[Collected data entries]

+++++

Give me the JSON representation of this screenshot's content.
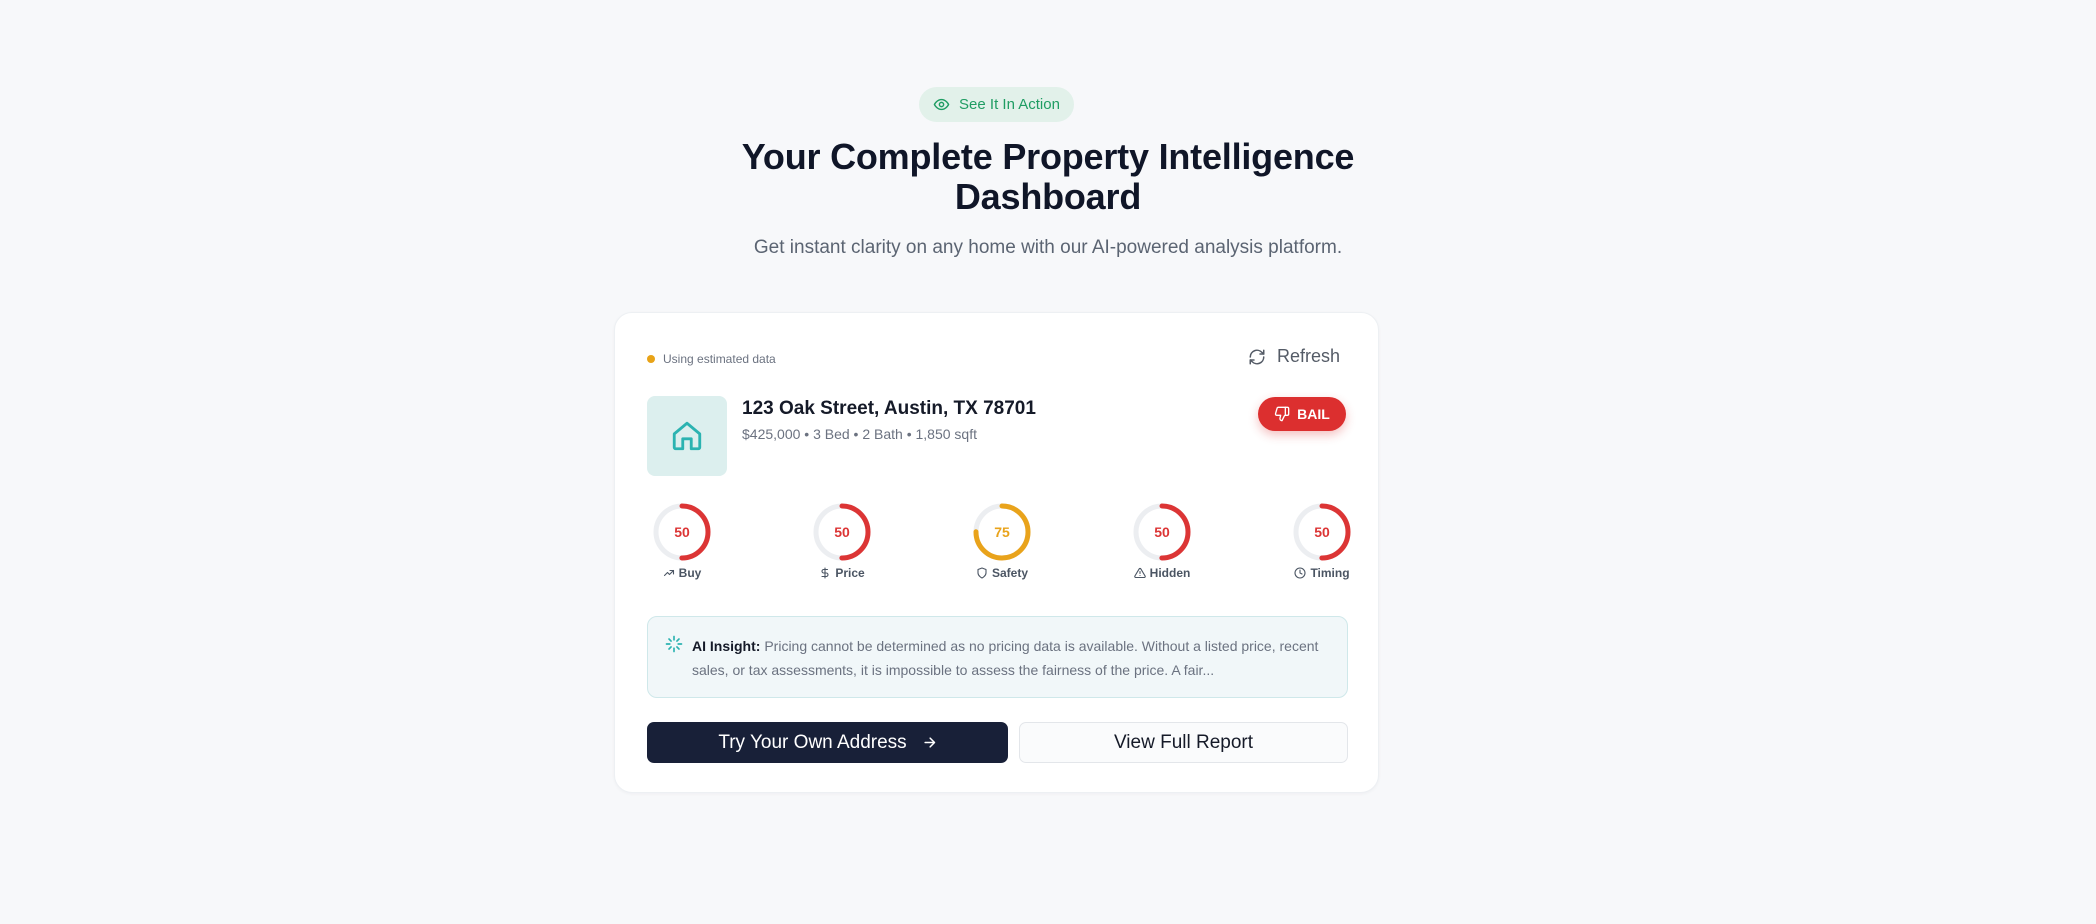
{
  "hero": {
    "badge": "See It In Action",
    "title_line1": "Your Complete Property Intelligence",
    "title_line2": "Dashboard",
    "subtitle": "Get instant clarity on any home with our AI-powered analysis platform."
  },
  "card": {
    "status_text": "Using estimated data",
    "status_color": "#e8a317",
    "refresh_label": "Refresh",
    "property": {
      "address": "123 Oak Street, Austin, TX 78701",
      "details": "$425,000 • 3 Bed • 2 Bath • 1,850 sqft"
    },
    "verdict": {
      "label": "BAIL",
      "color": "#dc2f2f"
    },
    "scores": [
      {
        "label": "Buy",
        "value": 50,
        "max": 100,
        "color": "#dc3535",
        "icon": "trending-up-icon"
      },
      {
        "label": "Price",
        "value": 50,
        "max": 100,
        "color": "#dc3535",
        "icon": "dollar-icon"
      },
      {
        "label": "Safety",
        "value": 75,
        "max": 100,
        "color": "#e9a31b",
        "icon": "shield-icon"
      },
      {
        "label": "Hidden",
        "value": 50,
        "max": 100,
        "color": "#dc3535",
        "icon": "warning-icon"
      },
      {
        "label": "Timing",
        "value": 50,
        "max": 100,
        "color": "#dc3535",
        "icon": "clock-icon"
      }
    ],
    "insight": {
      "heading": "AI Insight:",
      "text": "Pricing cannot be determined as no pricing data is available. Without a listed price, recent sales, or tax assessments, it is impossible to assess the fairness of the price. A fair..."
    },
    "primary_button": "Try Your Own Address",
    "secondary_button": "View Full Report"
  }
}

+++++

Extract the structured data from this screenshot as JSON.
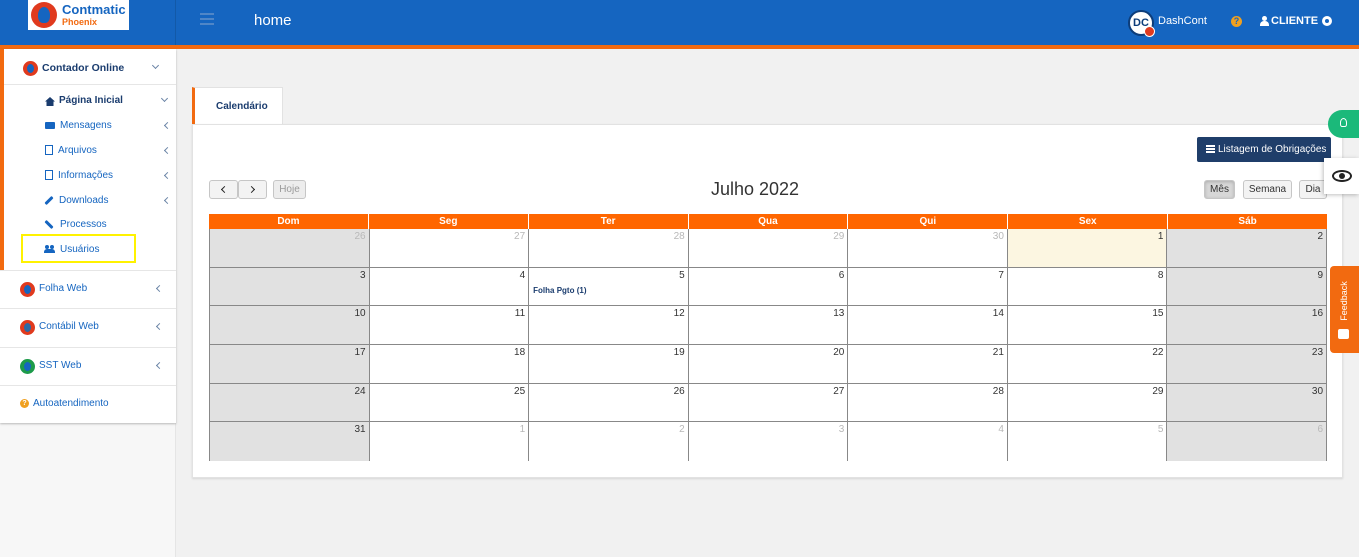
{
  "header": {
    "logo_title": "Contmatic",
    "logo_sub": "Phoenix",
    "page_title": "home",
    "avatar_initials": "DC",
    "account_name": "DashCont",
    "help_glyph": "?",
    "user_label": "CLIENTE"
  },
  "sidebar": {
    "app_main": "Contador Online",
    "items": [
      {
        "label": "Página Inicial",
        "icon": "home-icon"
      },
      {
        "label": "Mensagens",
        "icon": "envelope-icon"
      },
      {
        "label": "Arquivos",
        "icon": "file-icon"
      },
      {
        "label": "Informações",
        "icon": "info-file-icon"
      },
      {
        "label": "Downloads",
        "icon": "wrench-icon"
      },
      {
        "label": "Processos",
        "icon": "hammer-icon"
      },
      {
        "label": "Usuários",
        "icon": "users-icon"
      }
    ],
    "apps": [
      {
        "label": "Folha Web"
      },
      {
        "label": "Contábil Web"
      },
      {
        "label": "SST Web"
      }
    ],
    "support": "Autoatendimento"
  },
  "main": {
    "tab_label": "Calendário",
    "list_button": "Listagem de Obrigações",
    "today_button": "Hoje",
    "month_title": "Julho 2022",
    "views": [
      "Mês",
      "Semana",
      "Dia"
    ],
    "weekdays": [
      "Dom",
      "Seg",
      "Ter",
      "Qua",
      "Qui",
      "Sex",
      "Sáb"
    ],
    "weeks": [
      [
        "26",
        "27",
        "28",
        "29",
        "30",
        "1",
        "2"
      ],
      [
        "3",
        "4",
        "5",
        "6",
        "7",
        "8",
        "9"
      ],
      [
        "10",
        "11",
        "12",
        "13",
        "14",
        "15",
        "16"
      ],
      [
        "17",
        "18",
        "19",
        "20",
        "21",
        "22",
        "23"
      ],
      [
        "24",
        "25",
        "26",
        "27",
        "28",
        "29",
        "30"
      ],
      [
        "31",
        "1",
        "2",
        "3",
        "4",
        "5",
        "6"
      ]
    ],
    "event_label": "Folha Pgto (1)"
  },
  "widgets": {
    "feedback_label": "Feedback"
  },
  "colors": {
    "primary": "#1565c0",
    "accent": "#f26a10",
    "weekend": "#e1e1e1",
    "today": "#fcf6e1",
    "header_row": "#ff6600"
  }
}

+++++

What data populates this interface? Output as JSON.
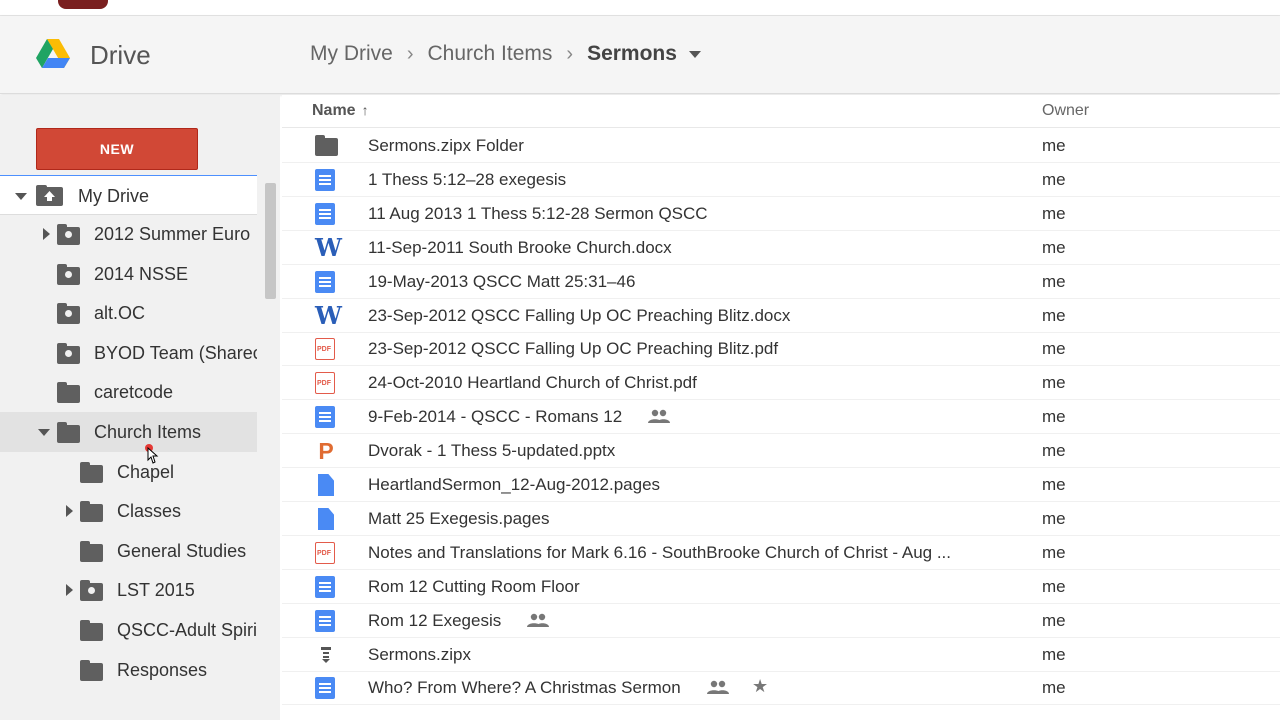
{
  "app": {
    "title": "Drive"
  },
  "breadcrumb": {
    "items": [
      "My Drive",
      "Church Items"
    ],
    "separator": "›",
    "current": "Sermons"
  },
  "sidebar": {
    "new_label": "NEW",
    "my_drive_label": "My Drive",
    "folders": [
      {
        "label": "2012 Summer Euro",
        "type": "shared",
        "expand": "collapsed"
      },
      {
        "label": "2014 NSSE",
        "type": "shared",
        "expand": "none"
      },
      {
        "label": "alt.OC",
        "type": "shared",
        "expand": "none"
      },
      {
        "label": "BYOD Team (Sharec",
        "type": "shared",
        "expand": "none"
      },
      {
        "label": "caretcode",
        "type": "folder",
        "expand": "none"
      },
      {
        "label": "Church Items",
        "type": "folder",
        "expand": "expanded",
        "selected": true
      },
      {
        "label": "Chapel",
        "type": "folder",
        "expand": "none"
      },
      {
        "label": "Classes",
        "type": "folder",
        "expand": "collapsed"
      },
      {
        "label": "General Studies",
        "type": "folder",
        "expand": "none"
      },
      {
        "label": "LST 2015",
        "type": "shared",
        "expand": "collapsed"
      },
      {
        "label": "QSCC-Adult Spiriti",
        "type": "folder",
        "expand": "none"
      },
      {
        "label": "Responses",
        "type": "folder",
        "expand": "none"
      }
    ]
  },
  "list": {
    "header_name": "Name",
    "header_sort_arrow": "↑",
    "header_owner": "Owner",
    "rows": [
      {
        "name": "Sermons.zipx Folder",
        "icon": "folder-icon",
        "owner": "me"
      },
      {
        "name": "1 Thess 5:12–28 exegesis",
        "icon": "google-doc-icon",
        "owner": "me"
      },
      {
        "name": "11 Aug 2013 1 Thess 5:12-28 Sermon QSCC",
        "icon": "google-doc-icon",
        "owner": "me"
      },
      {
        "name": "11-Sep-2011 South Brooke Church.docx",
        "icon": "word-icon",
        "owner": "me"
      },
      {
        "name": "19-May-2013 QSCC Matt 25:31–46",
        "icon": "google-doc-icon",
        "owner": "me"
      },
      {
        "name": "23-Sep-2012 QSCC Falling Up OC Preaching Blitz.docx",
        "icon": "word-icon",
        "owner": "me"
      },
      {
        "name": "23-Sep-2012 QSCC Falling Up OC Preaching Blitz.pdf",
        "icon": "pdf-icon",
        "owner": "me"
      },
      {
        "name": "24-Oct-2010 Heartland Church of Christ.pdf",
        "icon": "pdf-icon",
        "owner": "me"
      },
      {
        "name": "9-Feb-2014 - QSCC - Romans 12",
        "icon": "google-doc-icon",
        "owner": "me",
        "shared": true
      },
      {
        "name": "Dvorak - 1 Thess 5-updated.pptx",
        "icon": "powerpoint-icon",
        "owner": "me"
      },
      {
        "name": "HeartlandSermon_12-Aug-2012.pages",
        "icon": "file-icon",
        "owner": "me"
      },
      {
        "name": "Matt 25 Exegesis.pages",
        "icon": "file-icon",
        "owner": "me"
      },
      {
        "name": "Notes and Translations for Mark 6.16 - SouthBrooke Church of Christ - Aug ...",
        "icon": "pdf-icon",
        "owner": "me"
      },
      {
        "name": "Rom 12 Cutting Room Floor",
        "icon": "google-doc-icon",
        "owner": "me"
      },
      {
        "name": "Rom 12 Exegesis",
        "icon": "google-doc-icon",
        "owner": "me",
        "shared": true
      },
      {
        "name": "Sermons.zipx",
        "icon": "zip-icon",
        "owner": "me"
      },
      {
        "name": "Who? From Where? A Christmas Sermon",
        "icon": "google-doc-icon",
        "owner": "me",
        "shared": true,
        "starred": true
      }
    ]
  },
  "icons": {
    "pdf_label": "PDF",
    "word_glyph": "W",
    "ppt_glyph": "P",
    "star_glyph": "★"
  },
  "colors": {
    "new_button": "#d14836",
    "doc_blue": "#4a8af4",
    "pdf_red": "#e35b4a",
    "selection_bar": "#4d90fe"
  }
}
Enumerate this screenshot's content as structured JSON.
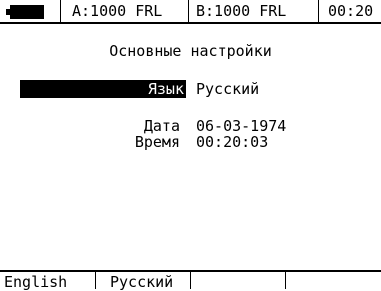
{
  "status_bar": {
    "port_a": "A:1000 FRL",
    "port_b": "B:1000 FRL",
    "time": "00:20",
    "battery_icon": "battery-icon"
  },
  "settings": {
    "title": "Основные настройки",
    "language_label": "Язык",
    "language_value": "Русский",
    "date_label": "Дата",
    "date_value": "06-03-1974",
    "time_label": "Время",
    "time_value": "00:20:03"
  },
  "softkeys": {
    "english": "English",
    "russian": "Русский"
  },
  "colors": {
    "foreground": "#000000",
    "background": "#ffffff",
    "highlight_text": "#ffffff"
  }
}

+++++

Given exercise: Search the data above for the word "home", then gather each line in which it appears.

Answer:
    "subtitle": "Get instant clarity on any home with our AI-powered analysis platform."
    "page_title": "home",
        "icon": "home-icon"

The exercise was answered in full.